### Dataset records
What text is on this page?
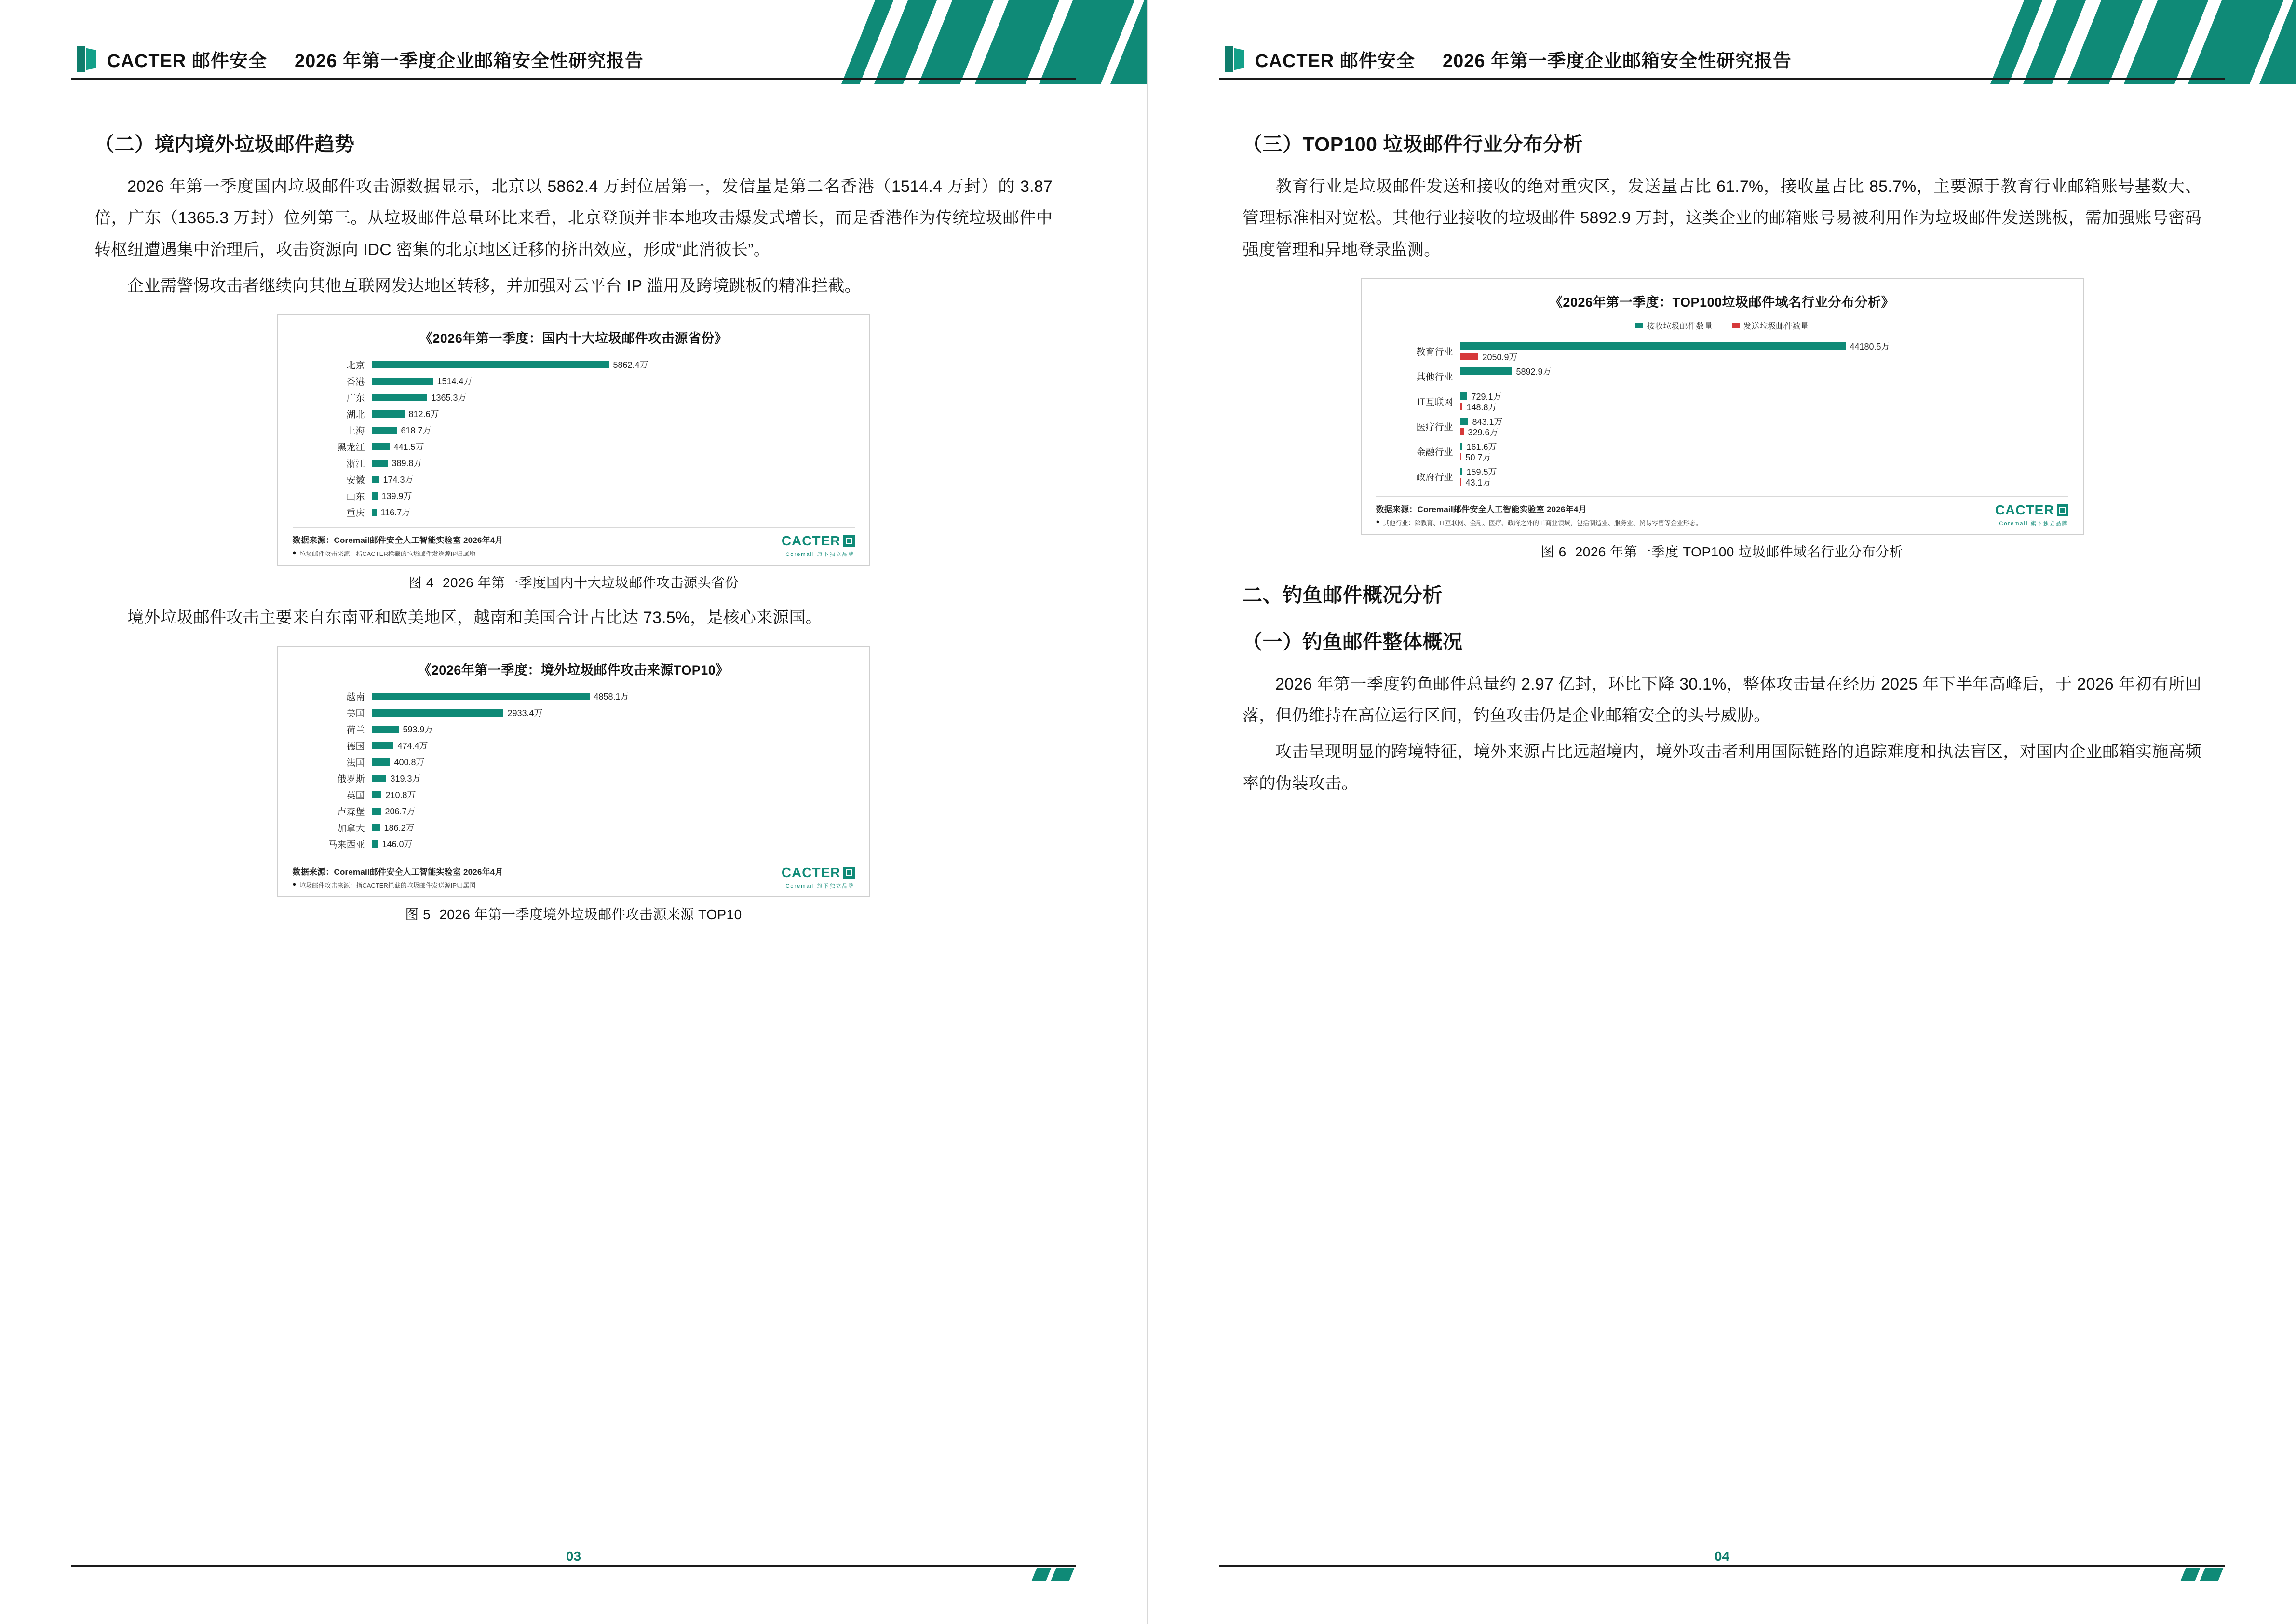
CACTER 邮件安全 2026 年第一季度企业邮箱安全性研究报告
（二）境内境外垃圾邮件趋势

2026 年第一季度国内垃圾邮件攻击源数据显示，北京以 5862.4 万封位居第一，发信量是第二名香港（1514.4 万封）的 3.87 倍，广东（1365.3 万封）位列第三。从垃圾邮件总量环比来看，北京登顶并非本地攻击爆发式增长，而是香港作为传统垃圾邮件中转枢纽遭遇集中治理后，攻击资源向 IDC 密集的北京地区迁移的挤出效应，形成“此消彼长”。

企业需警惕攻击者继续向其他互联网发达地区转移，并加强对云平台 IP 滥用及跨境跳板的精准拦截。

《2026年第一季度：国内十大垃圾邮件攻击源省份》
北京	5862.4万
香港	1514.4万
广东	1365.3万
湖北	812.6万
上海	618.7万
黑龙江	441.5万
浙江	389.8万
安徽	174.3万
山东	139.9万
重庆	116.7万
数据来源：Coremail邮件安全人工智能实验室 2026年4月
● 垃圾邮件攻击来源：指CACTER拦截的垃圾邮件发送源IP归属地
CACTER
Coremail 旗下独立品牌
图 4 2026 年第一季度国内十大垃圾邮件攻击源头省份

境外垃圾邮件攻击主要来自东南亚和欧美地区，越南和美国合计占比达 73.5%，是核心来源国。

《2026年第一季度：境外垃圾邮件攻击来源TOP10》
越南	4858.1万
美国	2933.4万
荷兰	593.9万
德国	474.4万
法国	400.8万
俄罗斯	319.3万
英国	210.8万
卢森堡	206.7万
加拿大	186.2万
马来西亚	146.0万
数据来源：Coremail邮件安全人工智能实验室 2026年4月
● 垃圾邮件攻击来源：指CACTER拦截的垃圾邮件发送源IP归属国
CACTER
Coremail 旗下独立品牌
图 5 2026 年第一季度境外垃圾邮件攻击源来源 TOP10
03
CACTER 邮件安全 2026 年第一季度企业邮箱安全性研究报告
（三）TOP100 垃圾邮件行业分布分析

教育行业是垃圾邮件发送和接收的绝对重灾区，发送量占比 61.7%，接收量占比 85.7%，主要源于教育行业邮箱账号基数大、管理标准相对宽松。其他行业接收的垃圾邮件 5892.9 万封，这类企业的邮箱账号易被利用作为垃圾邮件发送跳板，需加强账号密码强度管理和异地登录监测。

《2026年第一季度：TOP100垃圾邮件域名行业分布分析》
接收垃圾邮件数量	发送垃圾邮件数量
教育行业
44180.5万
2050.9万
其他行业
5892.9万
IT互联网
729.1万
148.8万
医疗行业
843.1万
329.6万
金融行业
161.6万
50.7万
政府行业
159.5万
43.1万
数据来源：Coremail邮件安全人工智能实验室 2026年4月
● 其他行业：除教育、IT互联网、金融、医疗、政府之外的工商业领域，包括制造业、服务业、贸易零售等企业形态。
CACTER
Coremail 旗下独立品牌
图 6 2026 年第一季度 TOP100 垃圾邮件域名行业分布分析
二、钓鱼邮件概况分析
（一）钓鱼邮件整体概况

2026 年第一季度钓鱼邮件总量约 2.97 亿封，环比下降 30.1%，整体攻击量在经历 2025 年下半年高峰后，于 2026 年初有所回落，但仍维持在高位运行区间，钓鱼攻击仍是企业邮箱安全的头号威胁。

攻击呈现明显的跨境特征，境外来源占比远超境内，境外攻击者利用国际链路的追踪难度和执法盲区，对国内企业邮箱实施高频率的伪装攻击。

04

### PROBLEM DESCRIPTION
Using the records above, retype everything exactly except the pictures.

### RESULT OF THE TASK
What text is on this page?
CACTER 邮件安全 2026 年第一季度企业邮箱安全性研究报告
（二）境内境外垃圾邮件趋势

2026 年第一季度国内垃圾邮件攻击源数据显示，北京以 5862.4 万封位居第一，发信量是第二名香港（1514.4 万封）的 3.87 倍，广东（1365.3 万封）位列第三。从垃圾邮件总量环比来看，北京登顶并非本地攻击爆发式增长，而是香港作为传统垃圾邮件中转枢纽遭遇集中治理后，攻击资源向 IDC 密集的北京地区迁移的挤出效应，形成“此消彼长”。

企业需警惕攻击者继续向其他互联网发达地区转移，并加强对云平台 IP 滥用及跨境跳板的精准拦截。

《2026年第一季度：国内十大垃圾邮件攻击源省份》
北京	5862.4万
香港	1514.4万
广东	1365.3万
湖北	812.6万
上海	618.7万
黑龙江	441.5万
浙江	389.8万
安徽	174.3万
山东	139.9万
重庆	116.7万
数据来源：Coremail邮件安全人工智能实验室 2026年4月
● 垃圾邮件攻击来源：指CACTER拦截的垃圾邮件发送源IP归属地
CACTER
Coremail 旗下独立品牌
图 4 2026 年第一季度国内十大垃圾邮件攻击源头省份

境外垃圾邮件攻击主要来自东南亚和欧美地区，越南和美国合计占比达 73.5%，是核心来源国。

《2026年第一季度：境外垃圾邮件攻击来源TOP10》
越南	4858.1万
美国	2933.4万
荷兰	593.9万
德国	474.4万
法国	400.8万
俄罗斯	319.3万
英国	210.8万
卢森堡	206.7万
加拿大	186.2万
马来西亚	146.0万
数据来源：Coremail邮件安全人工智能实验室 2026年4月
● 垃圾邮件攻击来源：指CACTER拦截的垃圾邮件发送源IP归属国
CACTER
Coremail 旗下独立品牌
图 5 2026 年第一季度境外垃圾邮件攻击源来源 TOP10
03
CACTER 邮件安全 2026 年第一季度企业邮箱安全性研究报告
（三）TOP100 垃圾邮件行业分布分析

教育行业是垃圾邮件发送和接收的绝对重灾区，发送量占比 61.7%，接收量占比 85.7%，主要源于教育行业邮箱账号基数大、管理标准相对宽松。其他行业接收的垃圾邮件 5892.9 万封，这类企业的邮箱账号易被利用作为垃圾邮件发送跳板，需加强账号密码强度管理和异地登录监测。

《2026年第一季度：TOP100垃圾邮件域名行业分布分析》
接收垃圾邮件数量	发送垃圾邮件数量
教育行业
44180.5万
2050.9万
其他行业
5892.9万
IT互联网
729.1万
148.8万
医疗行业
843.1万
329.6万
金融行业
161.6万
50.7万
政府行业
159.5万
43.1万
数据来源：Coremail邮件安全人工智能实验室 2026年4月
● 其他行业：除教育、IT互联网、金融、医疗、政府之外的工商业领域，包括制造业、服务业、贸易零售等企业形态。
CACTER
Coremail 旗下独立品牌
图 6 2026 年第一季度 TOP100 垃圾邮件域名行业分布分析
二、钓鱼邮件概况分析
（一）钓鱼邮件整体概况

2026 年第一季度钓鱼邮件总量约 2.97 亿封，环比下降 30.1%，整体攻击量在经历 2025 年下半年高峰后，于 2026 年初有所回落，但仍维持在高位运行区间，钓鱼攻击仍是企业邮箱安全的头号威胁。

攻击呈现明显的跨境特征，境外来源占比远超境内，境外攻击者利用国际链路的追踪难度和执法盲区，对国内企业邮箱实施高频率的伪装攻击。

04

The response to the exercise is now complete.